*Exercise directions:* Tally every line of the listing where the string "name" is found, and state the total alone.

━━━━━ Dataset records

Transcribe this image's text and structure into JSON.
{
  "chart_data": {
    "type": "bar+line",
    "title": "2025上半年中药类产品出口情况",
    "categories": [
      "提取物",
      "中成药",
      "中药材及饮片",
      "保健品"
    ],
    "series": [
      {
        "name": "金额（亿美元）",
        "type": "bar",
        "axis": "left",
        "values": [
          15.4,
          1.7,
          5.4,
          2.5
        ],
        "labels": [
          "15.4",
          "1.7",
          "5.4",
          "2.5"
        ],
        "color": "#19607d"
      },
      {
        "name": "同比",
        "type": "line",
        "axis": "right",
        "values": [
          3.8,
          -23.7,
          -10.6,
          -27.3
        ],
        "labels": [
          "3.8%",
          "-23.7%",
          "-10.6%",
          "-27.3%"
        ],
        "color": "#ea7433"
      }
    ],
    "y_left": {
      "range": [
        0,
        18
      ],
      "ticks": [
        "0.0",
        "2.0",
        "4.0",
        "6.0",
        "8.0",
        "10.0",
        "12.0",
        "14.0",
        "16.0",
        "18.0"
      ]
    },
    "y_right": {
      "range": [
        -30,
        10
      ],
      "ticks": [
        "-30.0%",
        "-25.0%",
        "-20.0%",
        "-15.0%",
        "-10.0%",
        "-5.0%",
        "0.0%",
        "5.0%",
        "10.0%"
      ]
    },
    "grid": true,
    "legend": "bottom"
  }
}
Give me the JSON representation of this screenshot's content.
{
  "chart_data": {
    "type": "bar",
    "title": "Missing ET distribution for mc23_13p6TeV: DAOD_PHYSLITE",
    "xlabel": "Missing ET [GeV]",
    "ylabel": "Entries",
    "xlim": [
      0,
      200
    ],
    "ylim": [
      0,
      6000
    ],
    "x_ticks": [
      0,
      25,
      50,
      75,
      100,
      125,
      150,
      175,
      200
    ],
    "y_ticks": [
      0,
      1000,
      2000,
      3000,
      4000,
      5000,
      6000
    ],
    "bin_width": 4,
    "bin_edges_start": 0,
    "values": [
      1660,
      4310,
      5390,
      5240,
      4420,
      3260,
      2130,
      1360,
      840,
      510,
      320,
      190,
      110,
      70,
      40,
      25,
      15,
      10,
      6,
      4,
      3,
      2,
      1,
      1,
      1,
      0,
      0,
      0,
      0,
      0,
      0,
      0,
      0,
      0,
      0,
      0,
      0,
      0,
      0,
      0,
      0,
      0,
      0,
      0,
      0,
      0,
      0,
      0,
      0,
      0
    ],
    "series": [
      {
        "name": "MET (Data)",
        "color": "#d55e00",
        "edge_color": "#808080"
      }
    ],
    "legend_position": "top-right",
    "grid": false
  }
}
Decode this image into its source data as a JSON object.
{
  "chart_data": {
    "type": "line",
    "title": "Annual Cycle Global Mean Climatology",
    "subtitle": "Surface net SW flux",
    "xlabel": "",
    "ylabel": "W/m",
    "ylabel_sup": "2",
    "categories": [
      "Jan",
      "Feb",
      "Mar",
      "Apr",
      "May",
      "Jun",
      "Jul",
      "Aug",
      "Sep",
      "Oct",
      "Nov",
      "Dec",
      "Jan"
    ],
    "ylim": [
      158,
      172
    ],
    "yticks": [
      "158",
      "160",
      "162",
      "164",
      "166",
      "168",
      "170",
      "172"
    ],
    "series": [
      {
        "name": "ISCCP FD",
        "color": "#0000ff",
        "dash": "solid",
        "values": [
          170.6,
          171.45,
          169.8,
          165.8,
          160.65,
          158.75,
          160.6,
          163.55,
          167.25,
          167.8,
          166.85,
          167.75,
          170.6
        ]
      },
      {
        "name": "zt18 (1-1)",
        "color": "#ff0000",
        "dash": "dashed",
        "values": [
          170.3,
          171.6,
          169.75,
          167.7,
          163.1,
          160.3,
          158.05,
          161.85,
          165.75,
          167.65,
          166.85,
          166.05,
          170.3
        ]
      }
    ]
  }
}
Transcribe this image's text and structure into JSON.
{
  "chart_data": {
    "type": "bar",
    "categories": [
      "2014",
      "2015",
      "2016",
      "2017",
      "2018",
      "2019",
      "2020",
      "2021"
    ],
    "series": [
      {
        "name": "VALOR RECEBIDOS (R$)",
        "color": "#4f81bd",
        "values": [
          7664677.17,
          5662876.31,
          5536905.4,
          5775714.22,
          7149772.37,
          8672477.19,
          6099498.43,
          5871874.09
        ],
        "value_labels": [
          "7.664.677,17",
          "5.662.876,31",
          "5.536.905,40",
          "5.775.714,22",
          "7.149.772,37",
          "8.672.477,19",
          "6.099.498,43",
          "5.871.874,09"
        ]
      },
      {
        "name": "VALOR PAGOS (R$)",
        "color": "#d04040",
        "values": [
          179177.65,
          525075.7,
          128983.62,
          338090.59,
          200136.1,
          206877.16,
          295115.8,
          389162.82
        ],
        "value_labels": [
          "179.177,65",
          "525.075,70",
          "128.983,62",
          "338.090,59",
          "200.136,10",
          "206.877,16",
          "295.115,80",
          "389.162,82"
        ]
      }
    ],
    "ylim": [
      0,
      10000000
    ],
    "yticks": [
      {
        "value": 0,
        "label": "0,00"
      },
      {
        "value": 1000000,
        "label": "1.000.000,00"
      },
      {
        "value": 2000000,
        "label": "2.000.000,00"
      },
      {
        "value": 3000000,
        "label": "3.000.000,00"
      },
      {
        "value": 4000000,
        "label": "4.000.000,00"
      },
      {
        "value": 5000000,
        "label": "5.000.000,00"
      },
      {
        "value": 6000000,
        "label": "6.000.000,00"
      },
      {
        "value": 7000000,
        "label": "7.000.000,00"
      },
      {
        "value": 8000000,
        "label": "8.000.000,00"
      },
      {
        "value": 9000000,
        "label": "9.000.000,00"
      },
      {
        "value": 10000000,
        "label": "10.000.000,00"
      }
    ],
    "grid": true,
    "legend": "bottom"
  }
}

━━━━━━━━━━
━━━━━ Dataset records

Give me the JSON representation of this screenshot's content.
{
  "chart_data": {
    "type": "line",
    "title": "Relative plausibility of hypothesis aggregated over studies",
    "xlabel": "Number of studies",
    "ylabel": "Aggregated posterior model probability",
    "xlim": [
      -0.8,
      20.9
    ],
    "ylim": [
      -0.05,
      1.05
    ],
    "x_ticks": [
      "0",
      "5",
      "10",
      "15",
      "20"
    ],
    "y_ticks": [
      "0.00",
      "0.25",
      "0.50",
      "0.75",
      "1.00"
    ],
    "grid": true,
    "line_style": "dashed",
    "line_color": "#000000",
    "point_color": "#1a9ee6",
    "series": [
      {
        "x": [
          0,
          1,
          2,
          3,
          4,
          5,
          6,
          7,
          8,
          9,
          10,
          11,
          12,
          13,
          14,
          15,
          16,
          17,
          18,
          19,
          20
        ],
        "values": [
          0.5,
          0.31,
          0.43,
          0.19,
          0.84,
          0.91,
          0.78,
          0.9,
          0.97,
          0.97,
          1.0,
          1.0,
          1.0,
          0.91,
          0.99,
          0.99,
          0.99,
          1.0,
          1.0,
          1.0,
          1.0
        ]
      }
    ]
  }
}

━━━━━━━━━━

*Solution to this task:* 7